Items listed in a dataset:
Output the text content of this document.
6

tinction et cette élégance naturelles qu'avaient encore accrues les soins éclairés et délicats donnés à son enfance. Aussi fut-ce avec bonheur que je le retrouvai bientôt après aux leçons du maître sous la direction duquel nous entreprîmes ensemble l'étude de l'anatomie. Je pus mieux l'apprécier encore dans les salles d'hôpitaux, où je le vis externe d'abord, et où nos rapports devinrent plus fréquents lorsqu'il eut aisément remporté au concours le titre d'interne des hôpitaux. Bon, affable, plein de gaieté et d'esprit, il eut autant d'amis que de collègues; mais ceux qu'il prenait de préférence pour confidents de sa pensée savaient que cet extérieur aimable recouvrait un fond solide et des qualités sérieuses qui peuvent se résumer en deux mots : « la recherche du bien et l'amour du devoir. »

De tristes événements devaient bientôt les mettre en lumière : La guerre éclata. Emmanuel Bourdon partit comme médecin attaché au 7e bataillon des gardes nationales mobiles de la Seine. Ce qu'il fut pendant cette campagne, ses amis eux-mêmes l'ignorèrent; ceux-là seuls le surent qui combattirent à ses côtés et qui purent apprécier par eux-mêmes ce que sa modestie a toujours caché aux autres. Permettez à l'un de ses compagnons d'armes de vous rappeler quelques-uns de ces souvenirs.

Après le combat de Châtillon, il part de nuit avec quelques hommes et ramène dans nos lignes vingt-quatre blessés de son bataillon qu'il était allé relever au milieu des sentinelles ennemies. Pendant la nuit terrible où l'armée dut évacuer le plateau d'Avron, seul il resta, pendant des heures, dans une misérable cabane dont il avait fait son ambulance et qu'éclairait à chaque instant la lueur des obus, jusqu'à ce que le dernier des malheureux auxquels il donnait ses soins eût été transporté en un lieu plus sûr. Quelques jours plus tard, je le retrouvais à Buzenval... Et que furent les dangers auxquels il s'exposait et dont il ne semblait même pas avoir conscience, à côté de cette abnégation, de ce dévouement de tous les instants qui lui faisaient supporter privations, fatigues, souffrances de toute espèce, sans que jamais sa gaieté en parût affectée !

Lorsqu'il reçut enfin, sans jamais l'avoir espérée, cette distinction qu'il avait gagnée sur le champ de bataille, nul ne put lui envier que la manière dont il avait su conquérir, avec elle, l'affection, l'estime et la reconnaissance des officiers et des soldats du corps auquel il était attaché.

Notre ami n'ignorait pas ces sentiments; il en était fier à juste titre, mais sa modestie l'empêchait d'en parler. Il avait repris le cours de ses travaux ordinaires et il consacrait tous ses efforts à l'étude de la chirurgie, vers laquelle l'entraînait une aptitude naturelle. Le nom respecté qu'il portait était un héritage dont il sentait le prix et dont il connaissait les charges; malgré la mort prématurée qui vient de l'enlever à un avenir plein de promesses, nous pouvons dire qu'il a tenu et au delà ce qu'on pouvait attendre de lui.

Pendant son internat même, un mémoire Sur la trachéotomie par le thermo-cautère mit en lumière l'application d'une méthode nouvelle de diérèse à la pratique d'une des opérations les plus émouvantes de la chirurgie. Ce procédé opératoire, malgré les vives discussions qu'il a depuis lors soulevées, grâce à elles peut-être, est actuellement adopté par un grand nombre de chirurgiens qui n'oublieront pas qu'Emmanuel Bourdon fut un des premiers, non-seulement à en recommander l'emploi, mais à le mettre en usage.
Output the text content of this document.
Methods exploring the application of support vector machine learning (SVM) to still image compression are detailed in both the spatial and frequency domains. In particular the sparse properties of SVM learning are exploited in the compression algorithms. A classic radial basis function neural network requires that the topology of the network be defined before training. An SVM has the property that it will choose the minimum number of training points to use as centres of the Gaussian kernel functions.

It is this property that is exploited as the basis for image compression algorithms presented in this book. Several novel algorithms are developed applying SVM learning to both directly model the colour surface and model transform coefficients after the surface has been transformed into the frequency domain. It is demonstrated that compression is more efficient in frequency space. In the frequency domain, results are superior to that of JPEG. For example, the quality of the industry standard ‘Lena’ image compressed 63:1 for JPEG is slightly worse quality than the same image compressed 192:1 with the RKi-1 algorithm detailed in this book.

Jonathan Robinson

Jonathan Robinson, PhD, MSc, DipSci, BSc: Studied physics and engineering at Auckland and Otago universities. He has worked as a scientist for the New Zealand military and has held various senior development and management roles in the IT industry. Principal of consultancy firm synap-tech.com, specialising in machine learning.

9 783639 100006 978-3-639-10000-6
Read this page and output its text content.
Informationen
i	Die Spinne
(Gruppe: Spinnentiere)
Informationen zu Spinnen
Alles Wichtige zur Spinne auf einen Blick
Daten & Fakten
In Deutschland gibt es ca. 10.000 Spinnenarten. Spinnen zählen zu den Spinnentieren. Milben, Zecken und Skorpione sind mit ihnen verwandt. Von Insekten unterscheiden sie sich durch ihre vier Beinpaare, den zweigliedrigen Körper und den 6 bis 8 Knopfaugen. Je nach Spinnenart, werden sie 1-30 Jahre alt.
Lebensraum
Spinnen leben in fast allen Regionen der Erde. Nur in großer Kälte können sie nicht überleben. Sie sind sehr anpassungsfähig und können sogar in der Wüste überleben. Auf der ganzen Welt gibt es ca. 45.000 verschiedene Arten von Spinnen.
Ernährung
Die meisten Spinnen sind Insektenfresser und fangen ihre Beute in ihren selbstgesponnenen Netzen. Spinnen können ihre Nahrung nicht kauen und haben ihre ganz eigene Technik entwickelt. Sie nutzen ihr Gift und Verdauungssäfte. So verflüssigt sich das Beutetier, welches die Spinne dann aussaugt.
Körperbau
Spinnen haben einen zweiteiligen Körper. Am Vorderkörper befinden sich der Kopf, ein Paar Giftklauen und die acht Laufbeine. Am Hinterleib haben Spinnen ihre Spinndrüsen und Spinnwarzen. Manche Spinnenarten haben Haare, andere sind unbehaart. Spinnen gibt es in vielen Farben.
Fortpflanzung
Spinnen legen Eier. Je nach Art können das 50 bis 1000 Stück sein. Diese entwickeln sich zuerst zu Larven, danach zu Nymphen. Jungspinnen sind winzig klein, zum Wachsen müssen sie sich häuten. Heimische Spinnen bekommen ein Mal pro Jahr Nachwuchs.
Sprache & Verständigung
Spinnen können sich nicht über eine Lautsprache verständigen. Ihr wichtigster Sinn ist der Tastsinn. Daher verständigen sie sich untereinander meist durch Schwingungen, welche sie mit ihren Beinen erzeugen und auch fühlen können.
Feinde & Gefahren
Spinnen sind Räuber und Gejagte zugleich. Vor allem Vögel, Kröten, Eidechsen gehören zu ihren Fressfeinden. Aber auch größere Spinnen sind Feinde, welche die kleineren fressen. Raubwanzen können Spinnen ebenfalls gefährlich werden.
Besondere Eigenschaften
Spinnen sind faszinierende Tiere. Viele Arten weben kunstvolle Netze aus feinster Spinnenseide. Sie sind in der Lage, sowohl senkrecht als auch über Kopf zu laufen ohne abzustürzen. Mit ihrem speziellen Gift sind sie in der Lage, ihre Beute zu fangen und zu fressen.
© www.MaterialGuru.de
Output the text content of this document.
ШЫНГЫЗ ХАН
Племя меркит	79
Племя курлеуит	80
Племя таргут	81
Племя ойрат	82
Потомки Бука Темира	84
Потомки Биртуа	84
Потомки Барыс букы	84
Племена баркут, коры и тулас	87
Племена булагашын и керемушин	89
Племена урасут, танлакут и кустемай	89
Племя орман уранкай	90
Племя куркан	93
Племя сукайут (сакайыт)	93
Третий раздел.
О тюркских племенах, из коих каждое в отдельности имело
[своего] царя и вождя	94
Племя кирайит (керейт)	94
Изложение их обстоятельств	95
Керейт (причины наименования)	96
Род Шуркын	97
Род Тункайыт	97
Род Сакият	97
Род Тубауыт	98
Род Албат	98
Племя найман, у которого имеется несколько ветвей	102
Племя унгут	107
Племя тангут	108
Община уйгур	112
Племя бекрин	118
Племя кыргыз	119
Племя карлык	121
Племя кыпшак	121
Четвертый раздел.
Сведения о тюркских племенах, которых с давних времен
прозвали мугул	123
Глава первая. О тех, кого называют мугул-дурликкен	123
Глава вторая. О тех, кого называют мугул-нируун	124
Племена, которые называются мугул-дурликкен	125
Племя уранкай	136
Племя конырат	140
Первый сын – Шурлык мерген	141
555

PROBLEM DESCRIPTION:
Scan the entries above. Copy each line that has the string "industry".

RESULT OF THE EXERCISE:
It is this property that is exploited as the basis for image compression algorithms presented in this book. Several novel algorithms are developed applying SVM learning to both directly model the colour surface and model transform coefficients after the surface has been transformed into the frequency domain. It is demonstrated that compression is more efficient in frequency space. In the frequency domain, results are superior to that of JPEG. For example, the quality of the industry standard ‘Lena’ image compressed 63:1 for JPEG is slightly worse quality than the same image compressed 192:1 with the RKi-1 algorithm detailed in this book.
Jonathan Robinson, PhD, MSc, DipSci, BSc: Studied physics and engineering at Auckland and Otago universities. He has worked as a scientist for the New Zealand military and has held various senior development and management roles in the IT industry. Principal of consultancy firm synap-tech.com, specialising in machine learning.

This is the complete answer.